+++ Task data +++
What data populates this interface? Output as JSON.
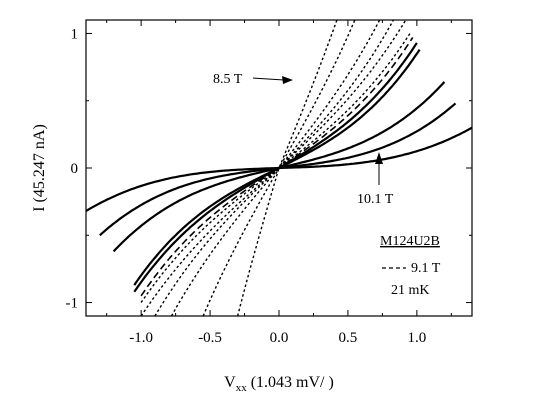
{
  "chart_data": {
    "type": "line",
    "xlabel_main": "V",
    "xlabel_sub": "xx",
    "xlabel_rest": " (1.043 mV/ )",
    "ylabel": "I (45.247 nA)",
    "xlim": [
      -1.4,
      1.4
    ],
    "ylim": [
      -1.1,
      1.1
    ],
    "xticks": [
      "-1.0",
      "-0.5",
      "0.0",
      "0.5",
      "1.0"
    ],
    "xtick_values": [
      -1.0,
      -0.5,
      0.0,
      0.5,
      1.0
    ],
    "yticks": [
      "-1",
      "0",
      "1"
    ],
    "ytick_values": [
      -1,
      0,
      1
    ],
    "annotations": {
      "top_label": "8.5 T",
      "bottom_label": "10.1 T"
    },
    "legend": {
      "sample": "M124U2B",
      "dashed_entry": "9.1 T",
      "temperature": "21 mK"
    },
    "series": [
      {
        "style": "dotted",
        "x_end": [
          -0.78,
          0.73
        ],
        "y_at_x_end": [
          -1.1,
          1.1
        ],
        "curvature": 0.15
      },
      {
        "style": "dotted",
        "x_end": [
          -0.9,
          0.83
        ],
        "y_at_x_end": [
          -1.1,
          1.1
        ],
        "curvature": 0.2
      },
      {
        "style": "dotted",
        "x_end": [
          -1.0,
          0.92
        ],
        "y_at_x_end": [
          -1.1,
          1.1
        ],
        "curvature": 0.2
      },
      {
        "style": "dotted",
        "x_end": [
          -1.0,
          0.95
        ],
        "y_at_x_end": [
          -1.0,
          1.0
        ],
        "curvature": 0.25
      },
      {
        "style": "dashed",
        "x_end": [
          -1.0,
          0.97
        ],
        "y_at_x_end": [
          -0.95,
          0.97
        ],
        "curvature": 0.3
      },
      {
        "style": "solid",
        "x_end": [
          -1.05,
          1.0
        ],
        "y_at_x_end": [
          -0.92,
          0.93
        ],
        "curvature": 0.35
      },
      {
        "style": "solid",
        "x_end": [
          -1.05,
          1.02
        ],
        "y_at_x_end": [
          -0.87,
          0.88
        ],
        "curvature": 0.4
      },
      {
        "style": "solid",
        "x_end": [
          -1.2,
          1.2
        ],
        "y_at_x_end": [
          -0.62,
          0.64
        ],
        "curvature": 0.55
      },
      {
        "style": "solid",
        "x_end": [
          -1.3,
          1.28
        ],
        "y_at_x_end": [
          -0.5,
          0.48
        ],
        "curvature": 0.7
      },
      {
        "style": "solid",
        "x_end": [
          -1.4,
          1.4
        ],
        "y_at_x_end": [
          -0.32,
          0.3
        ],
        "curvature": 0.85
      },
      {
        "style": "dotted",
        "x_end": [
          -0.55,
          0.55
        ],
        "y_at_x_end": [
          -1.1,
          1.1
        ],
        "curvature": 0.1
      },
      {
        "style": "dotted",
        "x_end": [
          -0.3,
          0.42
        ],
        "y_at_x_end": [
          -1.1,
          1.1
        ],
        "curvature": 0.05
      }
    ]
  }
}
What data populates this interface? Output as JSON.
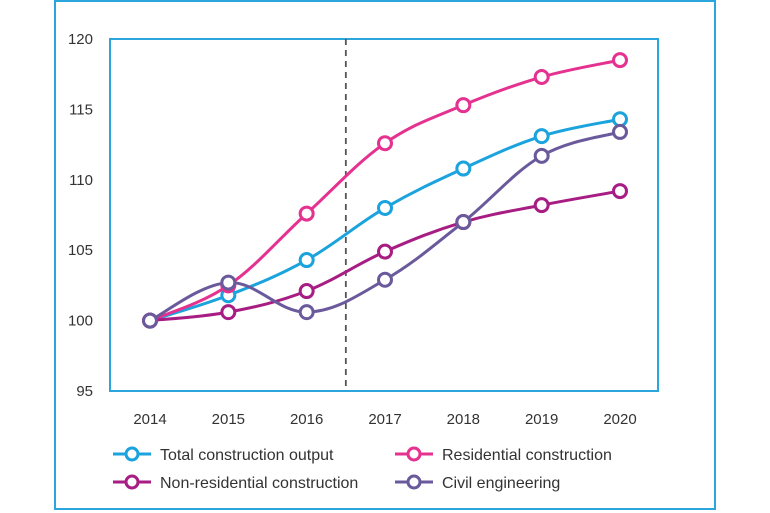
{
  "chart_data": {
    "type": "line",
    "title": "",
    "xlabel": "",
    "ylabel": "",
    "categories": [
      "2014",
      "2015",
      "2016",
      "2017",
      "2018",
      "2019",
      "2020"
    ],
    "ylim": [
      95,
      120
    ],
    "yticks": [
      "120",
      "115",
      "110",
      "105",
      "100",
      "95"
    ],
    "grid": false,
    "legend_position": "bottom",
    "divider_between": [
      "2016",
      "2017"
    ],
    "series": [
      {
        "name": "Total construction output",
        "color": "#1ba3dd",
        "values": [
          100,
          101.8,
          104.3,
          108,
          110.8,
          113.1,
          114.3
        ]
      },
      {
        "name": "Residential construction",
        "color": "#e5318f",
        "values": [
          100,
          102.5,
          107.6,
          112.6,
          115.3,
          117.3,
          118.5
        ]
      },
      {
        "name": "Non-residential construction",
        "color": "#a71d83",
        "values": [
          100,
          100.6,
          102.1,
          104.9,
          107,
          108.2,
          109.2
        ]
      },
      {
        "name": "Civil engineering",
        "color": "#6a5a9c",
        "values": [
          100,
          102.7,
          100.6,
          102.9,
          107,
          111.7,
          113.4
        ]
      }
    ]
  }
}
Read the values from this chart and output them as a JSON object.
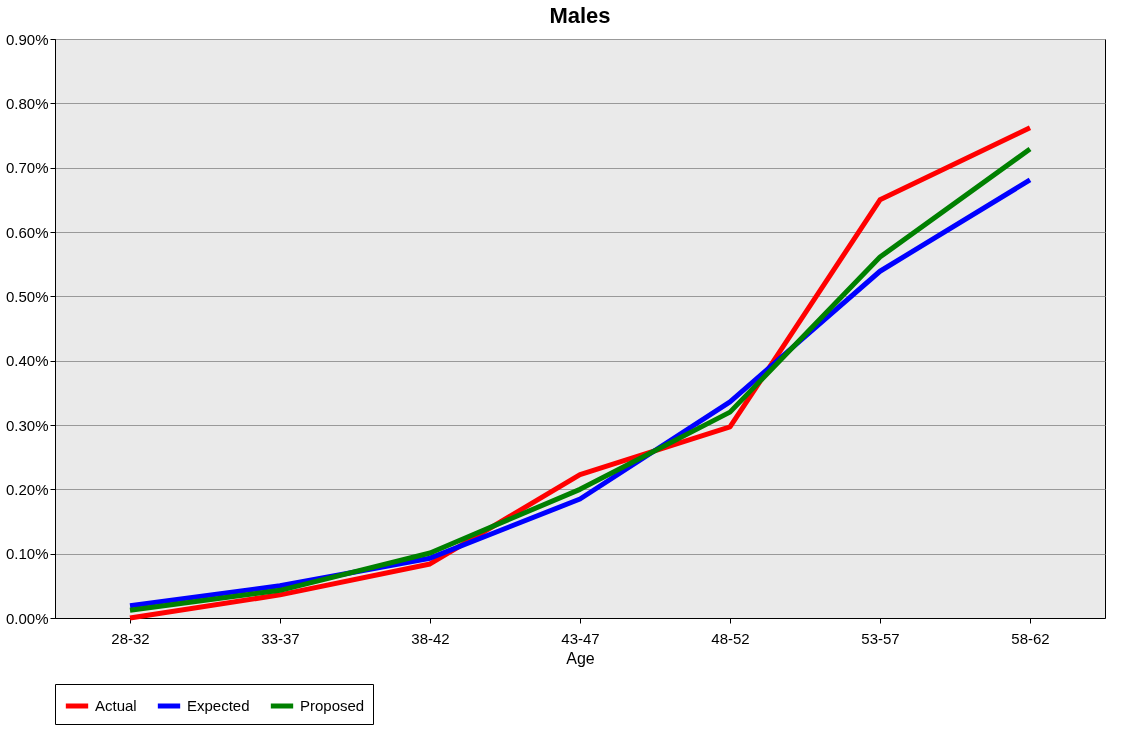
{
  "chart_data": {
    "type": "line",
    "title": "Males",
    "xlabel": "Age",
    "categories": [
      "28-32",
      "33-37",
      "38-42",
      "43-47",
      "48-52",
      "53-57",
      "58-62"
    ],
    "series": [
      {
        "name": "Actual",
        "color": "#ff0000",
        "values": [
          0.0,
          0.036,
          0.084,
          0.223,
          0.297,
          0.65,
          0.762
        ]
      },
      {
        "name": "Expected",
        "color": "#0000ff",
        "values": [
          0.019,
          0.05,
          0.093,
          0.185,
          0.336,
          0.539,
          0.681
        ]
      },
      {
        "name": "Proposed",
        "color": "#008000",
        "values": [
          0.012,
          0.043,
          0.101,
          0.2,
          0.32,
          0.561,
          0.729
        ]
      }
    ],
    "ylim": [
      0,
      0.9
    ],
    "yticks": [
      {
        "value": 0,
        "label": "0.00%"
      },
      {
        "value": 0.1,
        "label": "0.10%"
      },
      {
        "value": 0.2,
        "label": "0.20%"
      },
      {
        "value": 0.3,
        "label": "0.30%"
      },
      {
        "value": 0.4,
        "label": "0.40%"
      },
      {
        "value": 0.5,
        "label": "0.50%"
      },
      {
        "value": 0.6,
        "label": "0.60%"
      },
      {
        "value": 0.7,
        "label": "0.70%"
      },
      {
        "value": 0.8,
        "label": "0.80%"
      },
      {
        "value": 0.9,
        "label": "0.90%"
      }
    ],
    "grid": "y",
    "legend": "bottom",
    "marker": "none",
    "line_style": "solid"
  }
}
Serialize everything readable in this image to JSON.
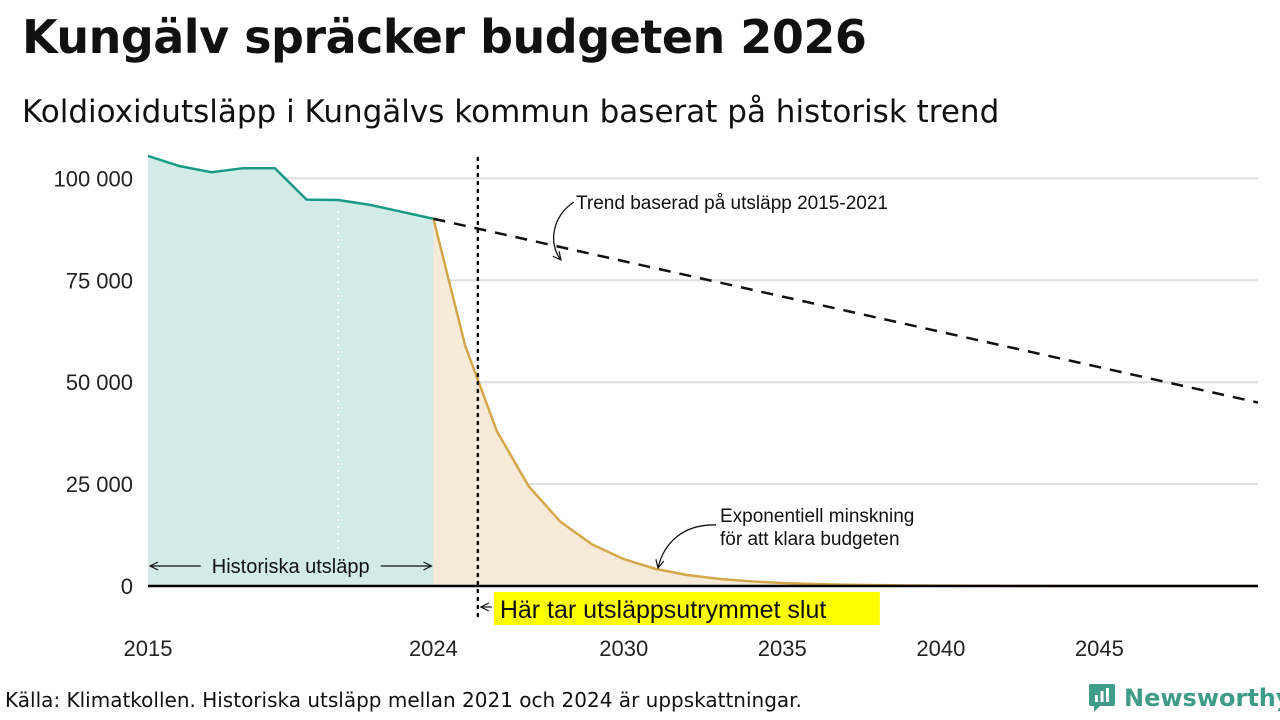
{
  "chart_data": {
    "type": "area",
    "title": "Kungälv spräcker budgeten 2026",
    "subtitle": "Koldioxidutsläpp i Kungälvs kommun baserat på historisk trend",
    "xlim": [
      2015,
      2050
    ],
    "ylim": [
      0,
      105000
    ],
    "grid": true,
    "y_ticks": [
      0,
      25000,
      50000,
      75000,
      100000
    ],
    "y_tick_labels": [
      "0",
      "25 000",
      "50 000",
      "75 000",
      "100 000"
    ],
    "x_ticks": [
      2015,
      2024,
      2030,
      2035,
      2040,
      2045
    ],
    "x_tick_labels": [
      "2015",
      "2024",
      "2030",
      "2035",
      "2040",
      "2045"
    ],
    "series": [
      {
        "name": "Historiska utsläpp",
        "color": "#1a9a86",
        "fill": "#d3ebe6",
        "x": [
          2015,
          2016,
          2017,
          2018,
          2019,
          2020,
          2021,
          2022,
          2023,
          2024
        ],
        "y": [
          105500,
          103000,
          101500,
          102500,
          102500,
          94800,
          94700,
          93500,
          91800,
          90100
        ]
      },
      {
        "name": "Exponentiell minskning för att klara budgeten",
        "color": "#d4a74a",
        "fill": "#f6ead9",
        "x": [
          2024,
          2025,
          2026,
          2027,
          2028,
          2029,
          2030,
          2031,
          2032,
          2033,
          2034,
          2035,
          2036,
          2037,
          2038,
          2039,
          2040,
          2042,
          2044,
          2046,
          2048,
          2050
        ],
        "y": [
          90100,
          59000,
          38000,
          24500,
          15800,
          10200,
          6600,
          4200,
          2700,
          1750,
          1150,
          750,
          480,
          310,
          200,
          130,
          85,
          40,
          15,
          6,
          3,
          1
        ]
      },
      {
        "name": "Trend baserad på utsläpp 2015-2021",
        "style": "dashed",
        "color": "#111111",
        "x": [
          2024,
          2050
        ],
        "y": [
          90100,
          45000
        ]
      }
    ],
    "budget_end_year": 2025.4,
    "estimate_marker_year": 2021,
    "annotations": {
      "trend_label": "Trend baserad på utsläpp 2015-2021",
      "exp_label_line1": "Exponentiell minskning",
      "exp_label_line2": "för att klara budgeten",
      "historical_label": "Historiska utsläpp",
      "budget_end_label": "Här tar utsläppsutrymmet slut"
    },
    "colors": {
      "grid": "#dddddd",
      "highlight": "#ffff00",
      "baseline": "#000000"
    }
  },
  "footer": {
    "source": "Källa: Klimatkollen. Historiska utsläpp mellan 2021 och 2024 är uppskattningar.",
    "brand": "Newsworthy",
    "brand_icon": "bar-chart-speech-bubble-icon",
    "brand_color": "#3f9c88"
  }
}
+++
### What the task asks:
Take every line from the data above that holds "name" and copy it out.

### Task response:
        "name": "Total construction output",
        "name": "Residential construction",
        "name": "Non-residential construction",
        "name": "Civil engineering",
        "name": "Actual",
        "name": "Expected",
        "name": "Proposed",
        "name": "Historiska utsläpp",
        "name": "Exponentiell minskning för att klara budgeten",
        "name": "Trend baserad på utsläpp 2015-2021",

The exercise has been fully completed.